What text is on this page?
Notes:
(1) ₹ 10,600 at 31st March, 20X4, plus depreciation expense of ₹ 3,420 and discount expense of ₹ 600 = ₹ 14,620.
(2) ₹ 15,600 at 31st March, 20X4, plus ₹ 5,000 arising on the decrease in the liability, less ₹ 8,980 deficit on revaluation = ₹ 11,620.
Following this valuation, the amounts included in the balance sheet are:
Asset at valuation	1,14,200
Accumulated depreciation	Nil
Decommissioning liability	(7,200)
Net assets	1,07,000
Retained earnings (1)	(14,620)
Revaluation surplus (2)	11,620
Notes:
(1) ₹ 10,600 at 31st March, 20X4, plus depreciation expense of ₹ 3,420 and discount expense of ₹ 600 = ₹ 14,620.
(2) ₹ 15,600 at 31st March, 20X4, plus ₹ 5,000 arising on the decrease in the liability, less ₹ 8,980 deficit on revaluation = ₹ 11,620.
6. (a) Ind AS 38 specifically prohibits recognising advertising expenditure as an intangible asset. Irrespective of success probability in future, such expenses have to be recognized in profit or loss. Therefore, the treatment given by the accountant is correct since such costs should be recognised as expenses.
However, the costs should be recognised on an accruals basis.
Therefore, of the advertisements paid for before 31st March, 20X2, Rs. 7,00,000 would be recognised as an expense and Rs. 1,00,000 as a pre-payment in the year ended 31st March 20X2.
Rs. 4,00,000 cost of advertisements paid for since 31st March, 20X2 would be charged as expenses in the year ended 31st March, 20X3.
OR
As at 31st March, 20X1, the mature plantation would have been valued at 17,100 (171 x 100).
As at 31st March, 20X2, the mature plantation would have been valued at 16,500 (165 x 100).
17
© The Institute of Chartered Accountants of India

□ □ □ □ □ □ □

* _WHAT YOU NEED TO DO_
Would you write down every record again, exactly?

* _THE REPLY_
What text is on this page?
Notes:
(1) ₹ 10,600 at 31st March, 20X4, plus depreciation expense of ₹ 3,420 and discount expense of ₹ 600 = ₹ 14,620.
(2) ₹ 15,600 at 31st March, 20X4, plus ₹ 5,000 arising on the decrease in the liability, less ₹ 8,980 deficit on revaluation = ₹ 11,620.
Following this valuation, the amounts included in the balance sheet are:
Asset at valuation	1,14,200
Accumulated depreciation	Nil
Decommissioning liability	(7,200)
Net assets	1,07,000
Retained earnings (1)	(14,620)
Revaluation surplus (2)	11,620
Notes:
(1) ₹ 10,600 at 31st March, 20X4, plus depreciation expense of ₹ 3,420 and discount expense of ₹ 600 = ₹ 14,620.
(2) ₹ 15,600 at 31st March, 20X4, plus ₹ 5,000 arising on the decrease in the liability, less ₹ 8,980 deficit on revaluation = ₹ 11,620.
6. (a) Ind AS 38 specifically prohibits recognising advertising expenditure as an intangible asset. Irrespective of success probability in future, such expenses have to be recognized in profit or loss. Therefore, the treatment given by the accountant is correct since such costs should be recognised as expenses.
However, the costs should be recognised on an accruals basis.
Therefore, of the advertisements paid for before 31st March, 20X2, Rs. 7,00,000 would be recognised as an expense and Rs. 1,00,000 as a pre-payment in the year ended 31st March 20X2.
Rs. 4,00,000 cost of advertisements paid for since 31st March, 20X2 would be charged as expenses in the year ended 31st March, 20X3.
OR
As at 31st March, 20X1, the mature plantation would have been valued at 17,100 (171 x 100).
As at 31st March, 20X2, the mature plantation would have been valued at 16,500 (165 x 100).
17
© The Institute of Chartered Accountants of India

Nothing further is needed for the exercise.